[start Provided records]
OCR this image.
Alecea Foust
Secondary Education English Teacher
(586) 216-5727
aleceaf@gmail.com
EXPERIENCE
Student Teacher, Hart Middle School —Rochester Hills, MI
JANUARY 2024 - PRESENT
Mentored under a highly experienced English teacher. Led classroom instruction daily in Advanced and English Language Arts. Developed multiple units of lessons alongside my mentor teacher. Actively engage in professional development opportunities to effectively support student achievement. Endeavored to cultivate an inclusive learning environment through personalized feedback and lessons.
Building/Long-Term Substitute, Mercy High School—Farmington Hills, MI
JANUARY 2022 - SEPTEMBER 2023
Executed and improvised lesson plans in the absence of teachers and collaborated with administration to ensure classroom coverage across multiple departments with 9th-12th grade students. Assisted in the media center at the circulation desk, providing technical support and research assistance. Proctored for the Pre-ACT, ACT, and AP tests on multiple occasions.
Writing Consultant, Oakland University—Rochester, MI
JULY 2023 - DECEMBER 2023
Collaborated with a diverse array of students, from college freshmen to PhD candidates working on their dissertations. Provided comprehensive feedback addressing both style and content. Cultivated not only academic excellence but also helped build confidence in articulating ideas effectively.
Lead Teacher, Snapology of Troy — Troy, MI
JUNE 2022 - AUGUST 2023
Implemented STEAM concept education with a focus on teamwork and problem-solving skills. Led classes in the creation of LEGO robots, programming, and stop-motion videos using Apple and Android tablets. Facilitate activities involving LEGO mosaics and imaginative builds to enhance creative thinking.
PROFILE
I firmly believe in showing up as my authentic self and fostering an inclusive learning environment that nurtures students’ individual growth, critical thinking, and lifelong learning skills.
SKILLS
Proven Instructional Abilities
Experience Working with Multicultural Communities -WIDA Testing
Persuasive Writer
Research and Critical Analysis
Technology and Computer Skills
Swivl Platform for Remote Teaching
[end Provided records]
[start Provided records]
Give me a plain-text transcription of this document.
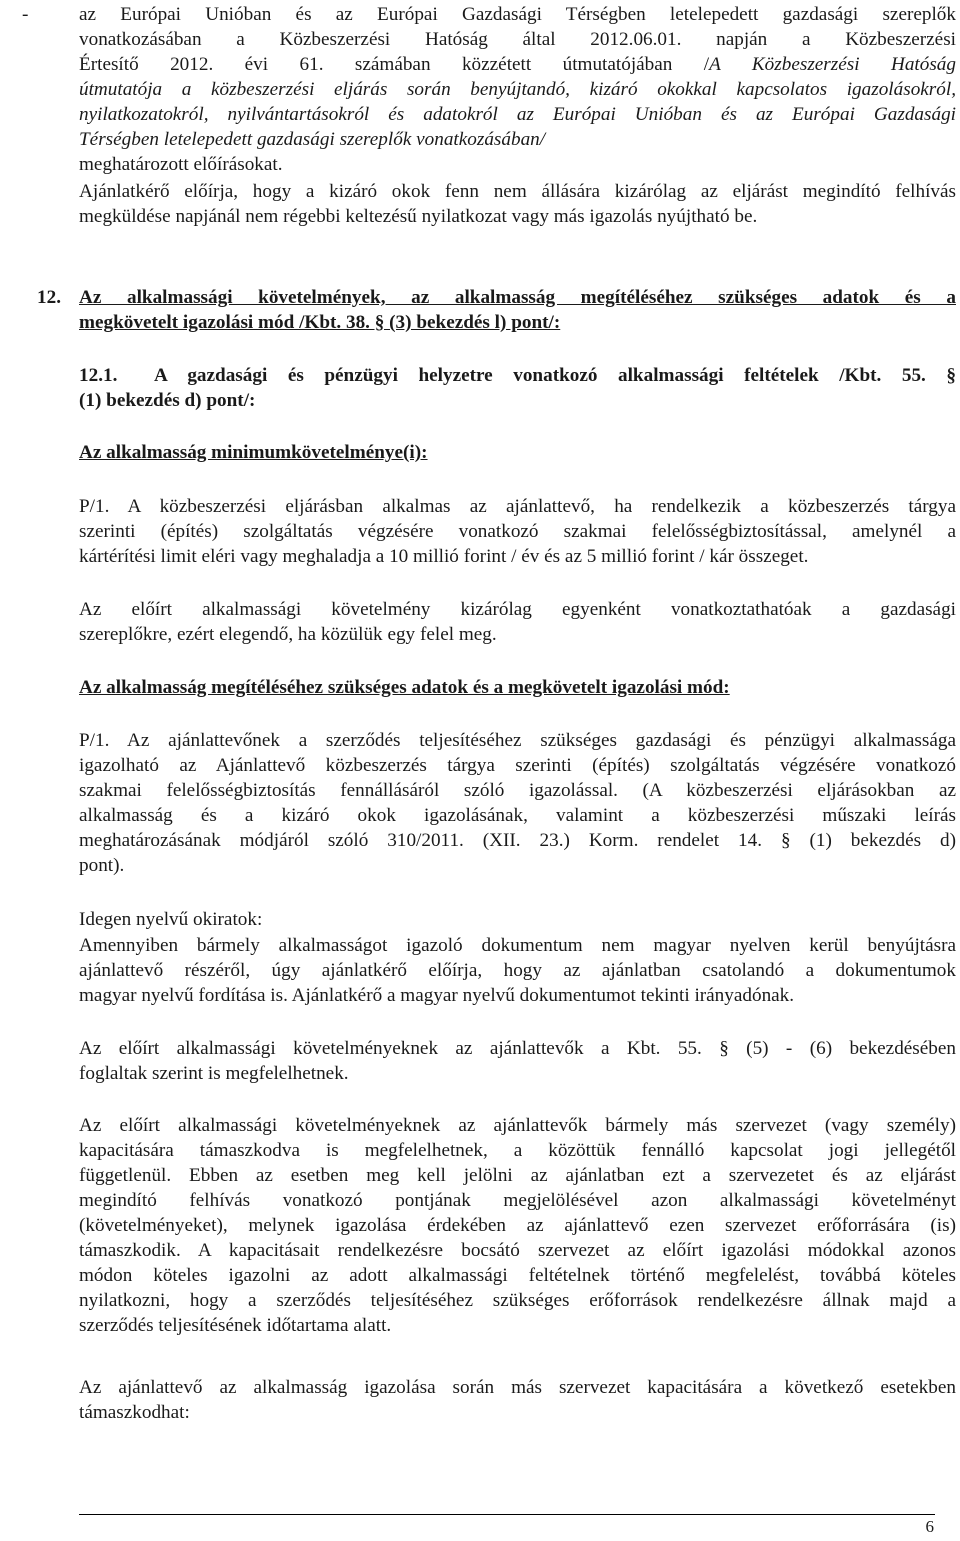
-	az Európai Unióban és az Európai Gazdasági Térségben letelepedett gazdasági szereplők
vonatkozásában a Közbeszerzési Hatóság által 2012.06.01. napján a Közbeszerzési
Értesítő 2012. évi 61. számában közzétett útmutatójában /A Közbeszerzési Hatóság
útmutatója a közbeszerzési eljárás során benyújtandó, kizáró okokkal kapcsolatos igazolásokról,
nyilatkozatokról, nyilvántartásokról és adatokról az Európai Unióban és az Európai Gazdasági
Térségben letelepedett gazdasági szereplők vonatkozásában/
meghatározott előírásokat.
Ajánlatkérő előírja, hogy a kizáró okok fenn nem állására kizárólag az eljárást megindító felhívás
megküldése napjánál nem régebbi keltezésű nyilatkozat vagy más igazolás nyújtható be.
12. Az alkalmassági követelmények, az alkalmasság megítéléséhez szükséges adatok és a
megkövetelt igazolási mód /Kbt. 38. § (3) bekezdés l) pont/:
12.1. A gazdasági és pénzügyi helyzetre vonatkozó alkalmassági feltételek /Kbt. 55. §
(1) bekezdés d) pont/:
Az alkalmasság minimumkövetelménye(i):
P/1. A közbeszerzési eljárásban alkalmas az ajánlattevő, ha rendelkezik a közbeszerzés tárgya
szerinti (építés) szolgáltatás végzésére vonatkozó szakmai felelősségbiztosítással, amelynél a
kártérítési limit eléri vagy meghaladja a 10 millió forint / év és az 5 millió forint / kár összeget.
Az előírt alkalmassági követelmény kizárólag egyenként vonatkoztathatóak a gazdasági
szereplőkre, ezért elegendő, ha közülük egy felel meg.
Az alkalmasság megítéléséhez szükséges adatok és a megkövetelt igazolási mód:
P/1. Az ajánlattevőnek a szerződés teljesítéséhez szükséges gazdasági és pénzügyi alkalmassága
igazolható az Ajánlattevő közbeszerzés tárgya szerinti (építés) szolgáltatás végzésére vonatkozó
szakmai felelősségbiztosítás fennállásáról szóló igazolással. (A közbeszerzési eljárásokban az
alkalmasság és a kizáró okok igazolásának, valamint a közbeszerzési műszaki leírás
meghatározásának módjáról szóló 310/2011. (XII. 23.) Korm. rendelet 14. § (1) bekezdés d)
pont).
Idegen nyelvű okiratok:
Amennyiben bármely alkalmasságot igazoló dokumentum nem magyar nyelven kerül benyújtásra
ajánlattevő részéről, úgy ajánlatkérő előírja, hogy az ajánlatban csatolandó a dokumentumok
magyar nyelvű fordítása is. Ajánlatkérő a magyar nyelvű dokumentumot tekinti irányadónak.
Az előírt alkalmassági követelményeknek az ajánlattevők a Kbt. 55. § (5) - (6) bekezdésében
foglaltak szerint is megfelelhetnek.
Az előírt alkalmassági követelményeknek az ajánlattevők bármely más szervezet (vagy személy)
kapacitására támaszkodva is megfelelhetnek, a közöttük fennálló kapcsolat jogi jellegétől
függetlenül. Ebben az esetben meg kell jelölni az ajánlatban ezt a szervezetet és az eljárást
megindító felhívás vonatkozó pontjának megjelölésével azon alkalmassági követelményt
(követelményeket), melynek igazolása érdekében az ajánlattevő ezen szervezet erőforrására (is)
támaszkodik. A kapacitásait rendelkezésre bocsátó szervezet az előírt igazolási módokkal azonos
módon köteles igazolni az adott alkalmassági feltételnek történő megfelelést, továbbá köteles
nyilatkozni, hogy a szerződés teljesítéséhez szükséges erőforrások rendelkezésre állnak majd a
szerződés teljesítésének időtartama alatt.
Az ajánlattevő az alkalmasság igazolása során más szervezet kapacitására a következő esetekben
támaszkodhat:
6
[end Provided records]
▶ Task brief
Count the lines of the material that include the word "építés", then report only the total.

▶ Reply
2